Exercise instructions
Scan the entries below and count the lines holding the string "ютером". Supply only the number.

Provided data
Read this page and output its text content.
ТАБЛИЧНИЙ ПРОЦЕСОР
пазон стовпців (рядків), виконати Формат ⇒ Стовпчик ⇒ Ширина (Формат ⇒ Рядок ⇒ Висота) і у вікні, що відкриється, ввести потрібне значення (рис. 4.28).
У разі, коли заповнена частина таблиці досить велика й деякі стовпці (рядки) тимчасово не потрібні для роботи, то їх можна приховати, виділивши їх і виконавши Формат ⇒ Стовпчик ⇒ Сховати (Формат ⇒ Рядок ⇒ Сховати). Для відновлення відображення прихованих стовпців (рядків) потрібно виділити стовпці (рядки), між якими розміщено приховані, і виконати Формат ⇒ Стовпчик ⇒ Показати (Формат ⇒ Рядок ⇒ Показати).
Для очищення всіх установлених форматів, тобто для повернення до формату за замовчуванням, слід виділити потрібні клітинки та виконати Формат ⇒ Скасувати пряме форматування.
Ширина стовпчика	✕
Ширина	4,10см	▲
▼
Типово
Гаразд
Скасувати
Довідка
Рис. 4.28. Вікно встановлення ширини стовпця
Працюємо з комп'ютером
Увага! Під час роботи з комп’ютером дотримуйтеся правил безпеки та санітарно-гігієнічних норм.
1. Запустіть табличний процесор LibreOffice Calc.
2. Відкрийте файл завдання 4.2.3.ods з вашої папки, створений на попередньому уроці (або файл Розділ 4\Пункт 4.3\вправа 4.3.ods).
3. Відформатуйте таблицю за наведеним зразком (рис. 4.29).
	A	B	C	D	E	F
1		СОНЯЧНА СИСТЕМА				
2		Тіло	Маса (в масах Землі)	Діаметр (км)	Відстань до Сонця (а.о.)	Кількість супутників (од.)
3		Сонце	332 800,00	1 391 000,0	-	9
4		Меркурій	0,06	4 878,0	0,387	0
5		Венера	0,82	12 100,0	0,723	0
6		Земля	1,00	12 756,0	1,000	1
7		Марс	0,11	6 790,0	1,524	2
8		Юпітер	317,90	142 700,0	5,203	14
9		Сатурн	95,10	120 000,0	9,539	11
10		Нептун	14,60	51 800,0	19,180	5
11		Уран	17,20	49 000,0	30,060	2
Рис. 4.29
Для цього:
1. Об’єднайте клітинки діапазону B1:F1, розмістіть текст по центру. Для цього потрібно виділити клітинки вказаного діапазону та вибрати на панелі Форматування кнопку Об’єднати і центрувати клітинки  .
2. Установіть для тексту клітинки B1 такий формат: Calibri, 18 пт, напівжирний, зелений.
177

Result of this task
2